Directions for this task –
Retype the line where "Transcribe this image's" appears and each line that follows it down to the last line of the records below. Leave the pictures out.
****************************************
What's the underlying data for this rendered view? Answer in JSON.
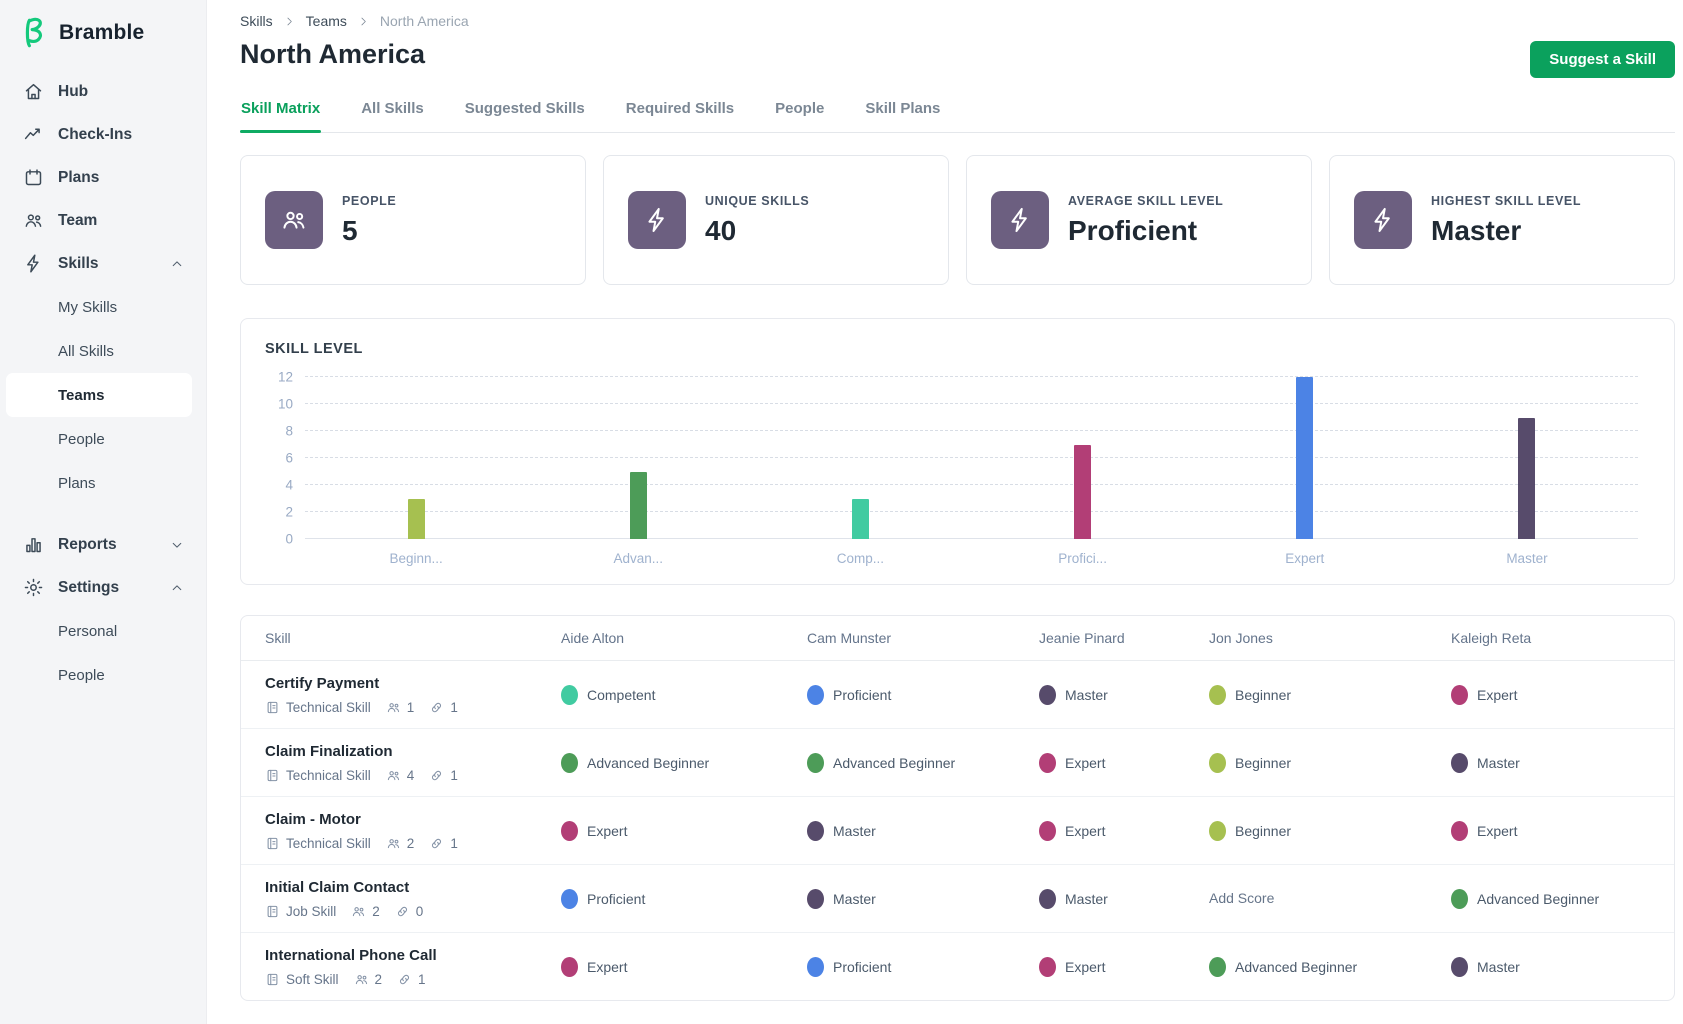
{
  "brand": {
    "name": "Bramble",
    "logo_color": "#14c97c"
  },
  "colors": {
    "accent_green": "#0ba15d",
    "stat_tile_purple": "#6c5f80",
    "sidebar_bg": "#f4f5f7"
  },
  "sidebar": {
    "items": [
      {
        "label": "Hub",
        "icon": "home",
        "type": "top"
      },
      {
        "label": "Check-Ins",
        "icon": "trend",
        "type": "top"
      },
      {
        "label": "Plans",
        "icon": "calendar",
        "type": "top"
      },
      {
        "label": "Team",
        "icon": "team",
        "type": "top"
      },
      {
        "label": "Skills",
        "icon": "bolt",
        "type": "top",
        "chevron": "up"
      },
      {
        "label": "My Skills",
        "type": "sub",
        "section": "skills"
      },
      {
        "label": "All Skills",
        "type": "sub",
        "section": "skills"
      },
      {
        "label": "Teams",
        "type": "sub",
        "section": "skills",
        "active": true
      },
      {
        "label": "People",
        "type": "sub",
        "section": "skills"
      },
      {
        "label": "Plans",
        "type": "sub",
        "section": "skills"
      },
      {
        "label": "Reports",
        "icon": "reports",
        "type": "top",
        "chevron": "down",
        "gap_before": true
      },
      {
        "label": "Settings",
        "icon": "gear",
        "type": "top",
        "chevron": "up"
      },
      {
        "label": "Personal",
        "type": "sub",
        "section": "settings"
      },
      {
        "label": "People",
        "type": "sub",
        "section": "settings"
      }
    ]
  },
  "header": {
    "breadcrumb": [
      "Skills",
      "Teams",
      "North America"
    ],
    "title": "North America",
    "suggest_button": "Suggest a Skill"
  },
  "tabs": {
    "items": [
      "Skill Matrix",
      "All Skills",
      "Suggested Skills",
      "Required Skills",
      "People",
      "Skill Plans"
    ],
    "active_index": 0
  },
  "stats": [
    {
      "label": "PEOPLE",
      "value": "5",
      "icon": "team"
    },
    {
      "label": "UNIQUE SKILLS",
      "value": "40",
      "icon": "bolt"
    },
    {
      "label": "AVERAGE SKILL LEVEL",
      "value": "Proficient",
      "icon": "bolt"
    },
    {
      "label": "HIGHEST SKILL LEVEL",
      "value": "Master",
      "icon": "bolt"
    }
  ],
  "chart_data": {
    "type": "bar",
    "title": "SKILL LEVEL",
    "categories": [
      "Beginner",
      "Advanced Beginner",
      "Competent",
      "Proficient",
      "Expert",
      "Master"
    ],
    "tick_labels": [
      "Beginn...",
      "Advan...",
      "Comp...",
      "Profici...",
      "Expert",
      "Master"
    ],
    "values": [
      3,
      5,
      3,
      7,
      12,
      9
    ],
    "bar_colors": [
      "#a6c050",
      "#4d9c58",
      "#41cba1",
      "#b23e76",
      "#4c83e5",
      "#574b6b"
    ],
    "ylim": [
      0,
      12
    ],
    "yticks": [
      0,
      2,
      4,
      6,
      8,
      10,
      12
    ],
    "grid": "horizontal-dashed",
    "legend": "none"
  },
  "level_colors": {
    "Beginner": "#a6c050",
    "Advanced Beginner": "#4d9c58",
    "Competent": "#41cba1",
    "Proficient": "#4c83e5",
    "Expert": "#b23e76",
    "Master": "#574b6b"
  },
  "matrix": {
    "columns": [
      "Skill",
      "Aide Alton",
      "Cam Munster",
      "Jeanie Pinard",
      "Jon Jones",
      "Kaleigh Reta"
    ],
    "add_score_label": "Add Score",
    "rows": [
      {
        "skill": "Certify Payment",
        "category": "Technical Skill",
        "people_count": "1",
        "link_count": "1",
        "scores": [
          "Competent",
          "Proficient",
          "Master",
          "Beginner",
          "Expert"
        ]
      },
      {
        "skill": "Claim Finalization",
        "category": "Technical Skill",
        "people_count": "4",
        "link_count": "1",
        "scores": [
          "Advanced Beginner",
          "Advanced Beginner",
          "Expert",
          "Beginner",
          "Master"
        ]
      },
      {
        "skill": "Claim - Motor",
        "category": "Technical Skill",
        "people_count": "2",
        "link_count": "1",
        "scores": [
          "Expert",
          "Master",
          "Expert",
          "Beginner",
          "Expert"
        ]
      },
      {
        "skill": "Initial Claim Contact",
        "category": "Job Skill",
        "people_count": "2",
        "link_count": "0",
        "scores": [
          "Proficient",
          "Master",
          "Master",
          null,
          "Advanced Beginner"
        ]
      },
      {
        "skill": "International Phone Call",
        "category": "Soft Skill",
        "people_count": "2",
        "link_count": "1",
        "scores": [
          "Expert",
          "Proficient",
          "Expert",
          "Advanced Beginner",
          "Master"
        ]
      }
    ]
  }
}
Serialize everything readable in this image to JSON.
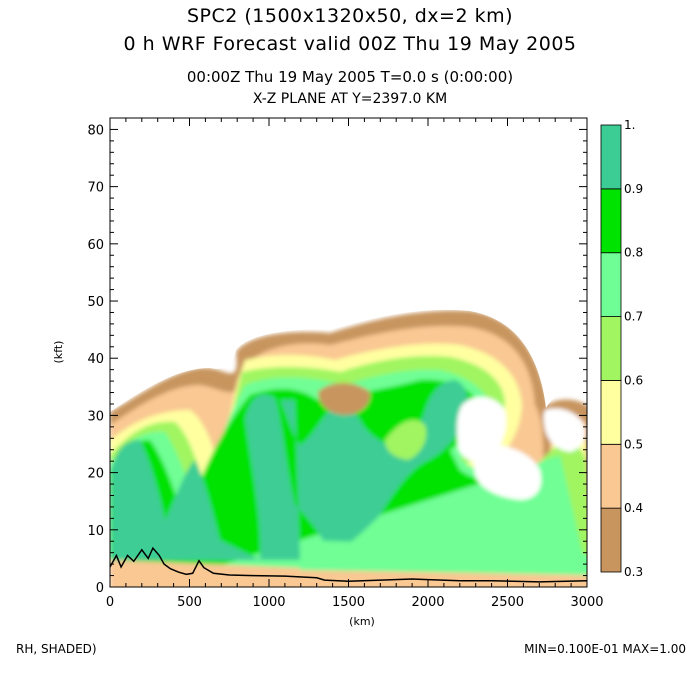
{
  "header": {
    "title1": "SPC2 (1500x1320x50, dx=2 km)",
    "title2": "0 h WRF Forecast valid 00Z Thu 19 May 2005",
    "subtitle1": "00:00Z Thu 19 May 2005      T=0.0 s (0:00:00)",
    "subtitle2": "X-Z PLANE AT Y=2397.0 KM"
  },
  "footer": {
    "left": "RH, SHADED)",
    "right": "MIN=0.100E-01 MAX=1.00"
  },
  "chart_data": {
    "type": "contour",
    "xlabel": "(km)",
    "ylabel": "(kft)",
    "xlim": [
      0,
      3000
    ],
    "ylim": [
      0,
      82
    ],
    "x_ticks": [
      0,
      500,
      1000,
      1500,
      2000,
      2500,
      3000
    ],
    "y_ticks": [
      0,
      10,
      20,
      30,
      40,
      50,
      60,
      70,
      80
    ],
    "field": "RH",
    "field_min": 0.01,
    "field_max": 1.0,
    "colorbar": {
      "levels": [
        "0.3",
        "0.4",
        "0.5",
        "0.6",
        "0.7",
        "0.8",
        "0.9",
        "1."
      ],
      "colors": [
        "#c8955f",
        "#f9c893",
        "#ffffa0",
        "#a0f560",
        "#6ffe95",
        "#00e200",
        "#3ccd95"
      ]
    },
    "terrain": [
      [
        0,
        3.5
      ],
      [
        40,
        5.5
      ],
      [
        70,
        3.5
      ],
      [
        110,
        5.5
      ],
      [
        150,
        4.5
      ],
      [
        200,
        6.5
      ],
      [
        240,
        5
      ],
      [
        270,
        6.8
      ],
      [
        310,
        5.5
      ],
      [
        340,
        4
      ],
      [
        380,
        3.2
      ],
      [
        430,
        2.6
      ],
      [
        480,
        2.2
      ],
      [
        520,
        2.4
      ],
      [
        560,
        4.6
      ],
      [
        590,
        3.4
      ],
      [
        650,
        2.4
      ],
      [
        750,
        2.1
      ],
      [
        900,
        2.0
      ],
      [
        1100,
        1.9
      ],
      [
        1300,
        1.6
      ],
      [
        1350,
        1.2
      ],
      [
        1500,
        1.0
      ],
      [
        1700,
        1.2
      ],
      [
        1900,
        1.4
      ],
      [
        2000,
        1.3
      ],
      [
        2200,
        1.1
      ],
      [
        2400,
        1.1
      ],
      [
        2700,
        0.9
      ],
      [
        3000,
        1.1
      ]
    ]
  }
}
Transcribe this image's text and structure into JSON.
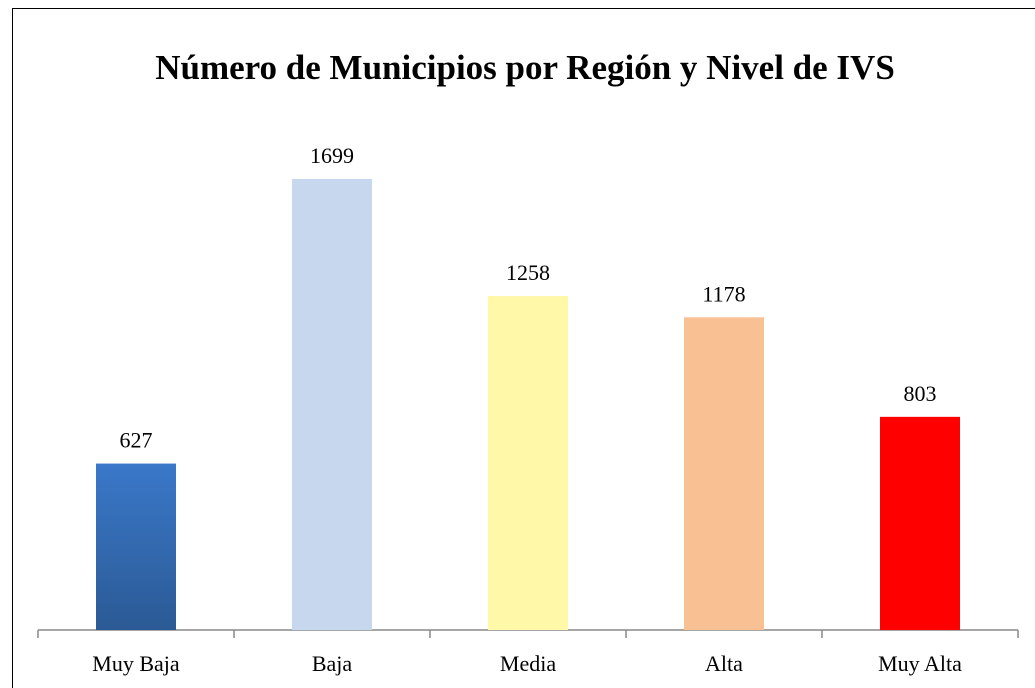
{
  "chart_data": {
    "type": "bar",
    "title": "Número de Municipios por Región y Nivel de IVS",
    "categories": [
      "Muy Baja",
      "Baja",
      "Media",
      "Alta",
      "Muy Alta"
    ],
    "values": [
      627,
      1699,
      1258,
      1178,
      803
    ],
    "colors": [
      "#3a78c9",
      "#c6d7ee",
      "#fff8a8",
      "#f9c093",
      "#ff0000"
    ]
  }
}
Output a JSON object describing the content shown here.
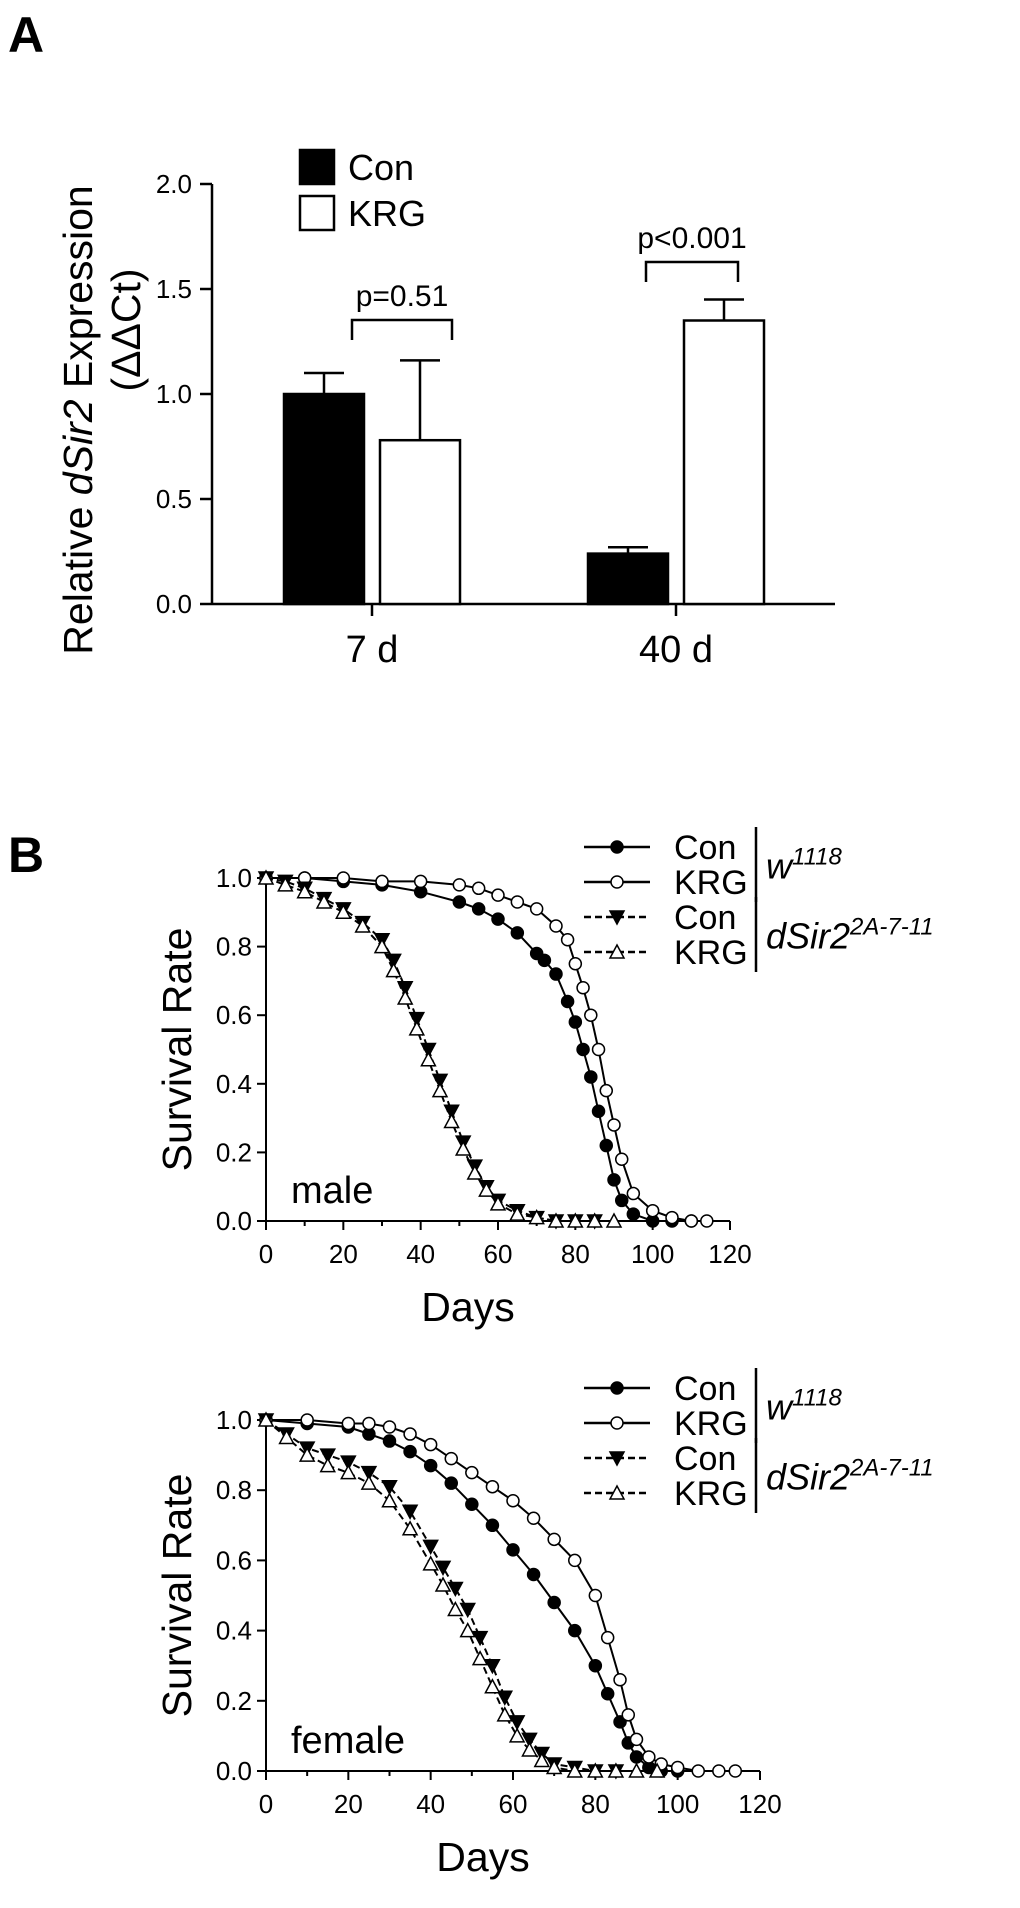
****************************************
Written answer –
Transcribe this image's text and structure into JSON.
{
  "chart_data": {
    "type": "bar",
    "title": "Número de Municipios por Región y Nivel de IVS",
    "categories": [
      "Muy Baja",
      "Baja",
      "Media",
      "Alta",
      "Muy Alta"
    ],
    "values": [
      627,
      1699,
      1258,
      1178,
      803
    ],
    "colors": [
      "#3a78c9",
      "#c6d7ee",
      "#fff8a8",
      "#f9c093",
      "#ff0000"
    ]
  }
}
Output a JSON object describing the content shown here.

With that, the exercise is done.